### Given data
--- begin ---
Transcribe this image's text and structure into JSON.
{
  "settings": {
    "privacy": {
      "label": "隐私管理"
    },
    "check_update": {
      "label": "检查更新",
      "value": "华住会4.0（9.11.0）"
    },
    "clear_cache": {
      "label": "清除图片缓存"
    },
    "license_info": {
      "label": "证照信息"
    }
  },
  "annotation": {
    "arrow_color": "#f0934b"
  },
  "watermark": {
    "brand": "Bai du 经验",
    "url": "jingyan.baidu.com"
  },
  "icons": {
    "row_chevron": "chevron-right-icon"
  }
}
--- end ---
--- begin ---
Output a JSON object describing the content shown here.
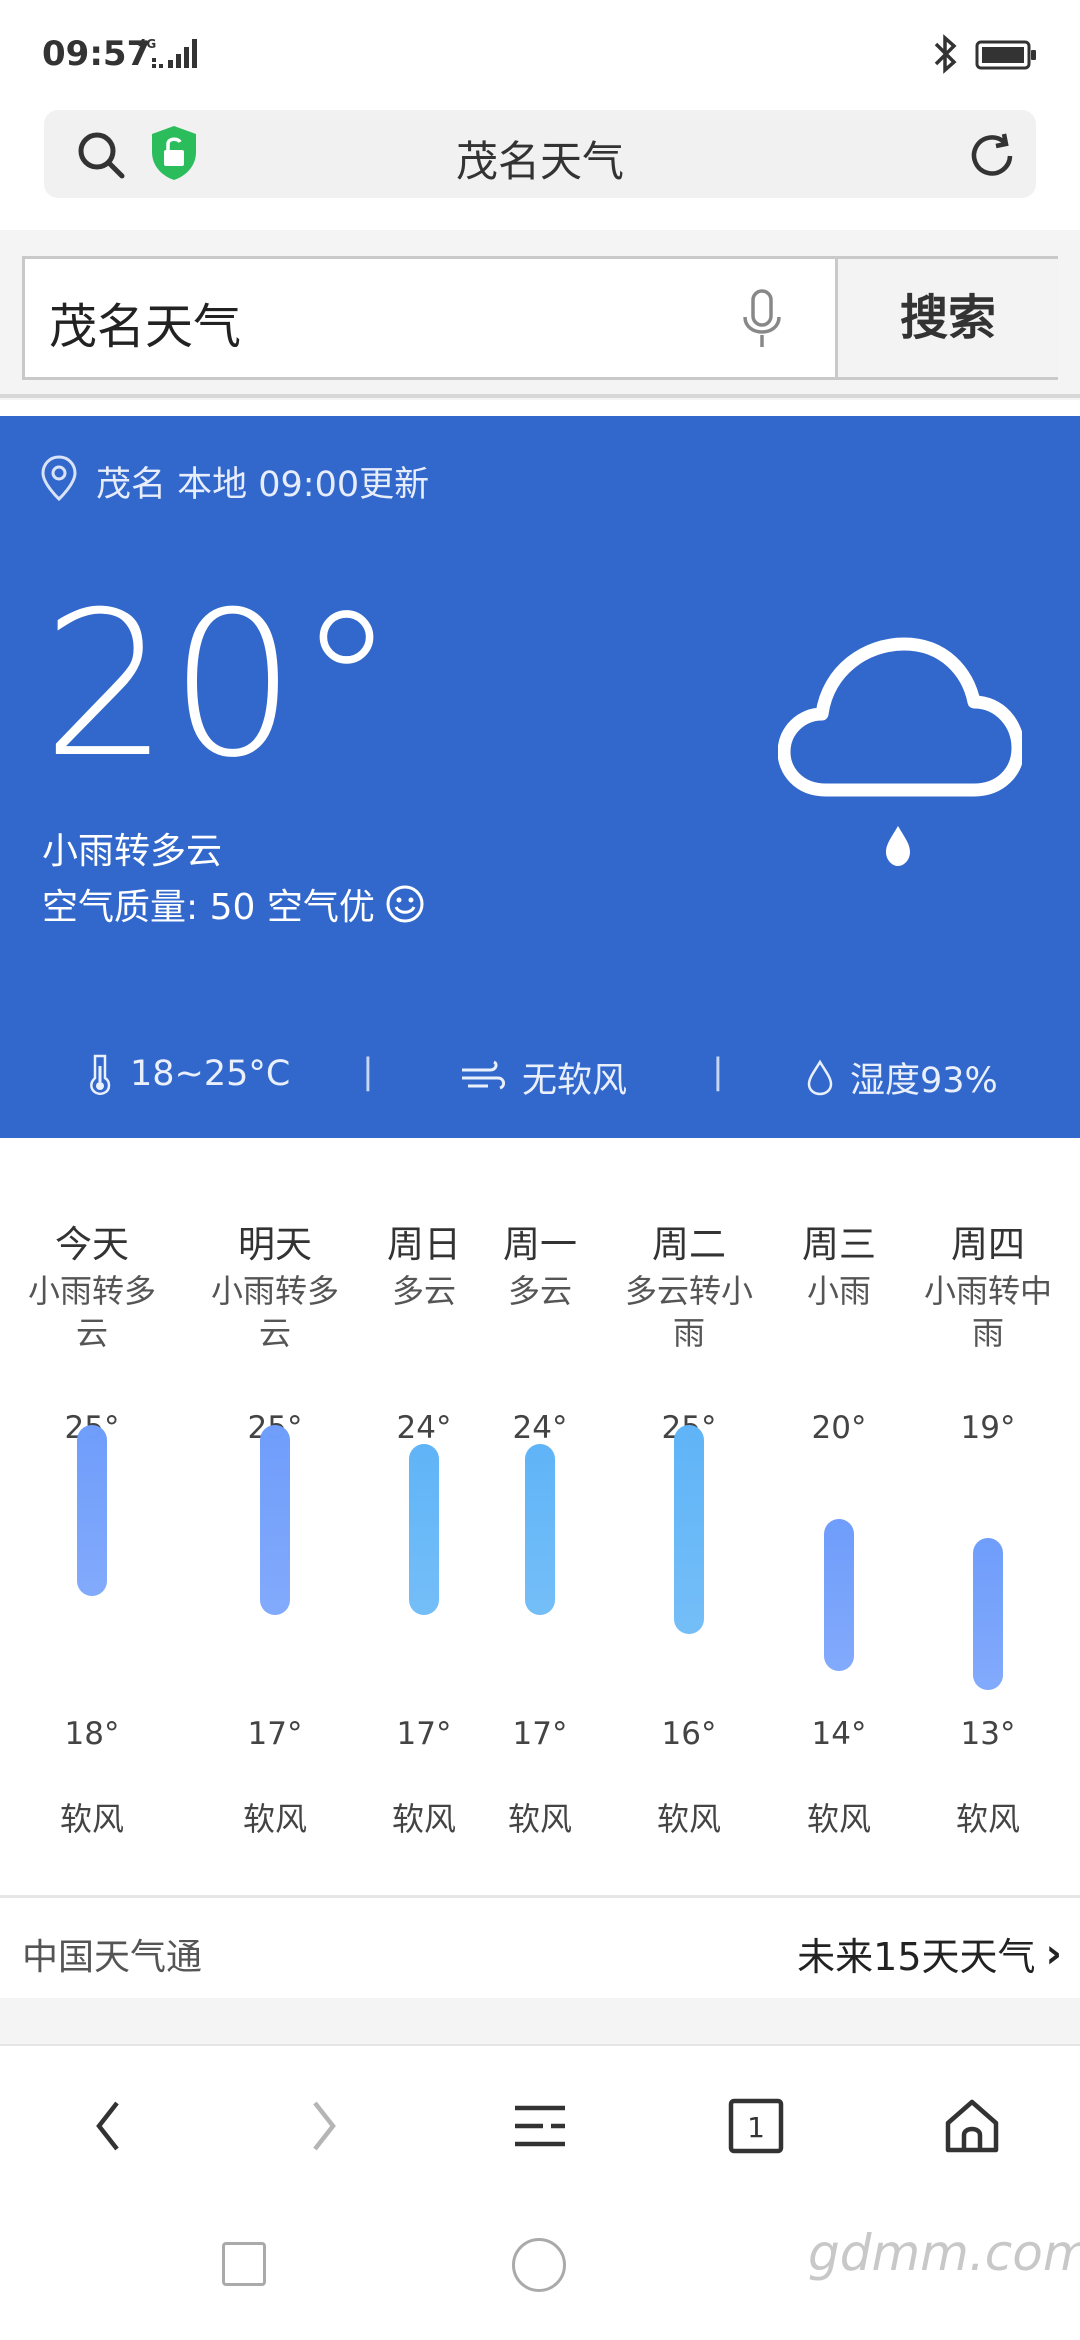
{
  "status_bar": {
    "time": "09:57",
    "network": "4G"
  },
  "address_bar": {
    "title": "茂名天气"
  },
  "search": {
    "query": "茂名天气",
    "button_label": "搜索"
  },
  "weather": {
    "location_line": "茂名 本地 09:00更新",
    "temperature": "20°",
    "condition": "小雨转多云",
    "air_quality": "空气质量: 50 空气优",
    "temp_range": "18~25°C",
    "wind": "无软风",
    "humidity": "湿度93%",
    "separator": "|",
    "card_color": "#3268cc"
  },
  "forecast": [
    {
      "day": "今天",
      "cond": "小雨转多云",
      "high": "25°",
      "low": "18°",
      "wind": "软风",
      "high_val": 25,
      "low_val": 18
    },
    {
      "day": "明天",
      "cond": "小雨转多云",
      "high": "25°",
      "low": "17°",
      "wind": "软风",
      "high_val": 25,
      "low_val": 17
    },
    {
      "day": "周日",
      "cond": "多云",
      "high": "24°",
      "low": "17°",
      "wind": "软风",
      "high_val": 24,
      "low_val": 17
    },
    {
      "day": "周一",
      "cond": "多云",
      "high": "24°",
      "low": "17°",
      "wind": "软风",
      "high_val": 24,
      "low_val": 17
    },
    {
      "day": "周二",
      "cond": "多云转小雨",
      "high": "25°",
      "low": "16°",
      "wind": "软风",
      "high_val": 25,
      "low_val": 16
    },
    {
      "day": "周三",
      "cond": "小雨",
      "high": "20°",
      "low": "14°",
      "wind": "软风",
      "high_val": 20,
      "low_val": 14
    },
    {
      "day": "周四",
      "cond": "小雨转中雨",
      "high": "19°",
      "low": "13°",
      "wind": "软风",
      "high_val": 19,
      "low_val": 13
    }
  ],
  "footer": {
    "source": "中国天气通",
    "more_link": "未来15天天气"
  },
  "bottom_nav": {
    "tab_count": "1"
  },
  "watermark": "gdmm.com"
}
--- end ---
### Given problem
Copy out each line of the data containing the string "JSON".

### Correct answer
Transcribe this image's text and structure into JSON.
Output a JSON object describing the content shown here.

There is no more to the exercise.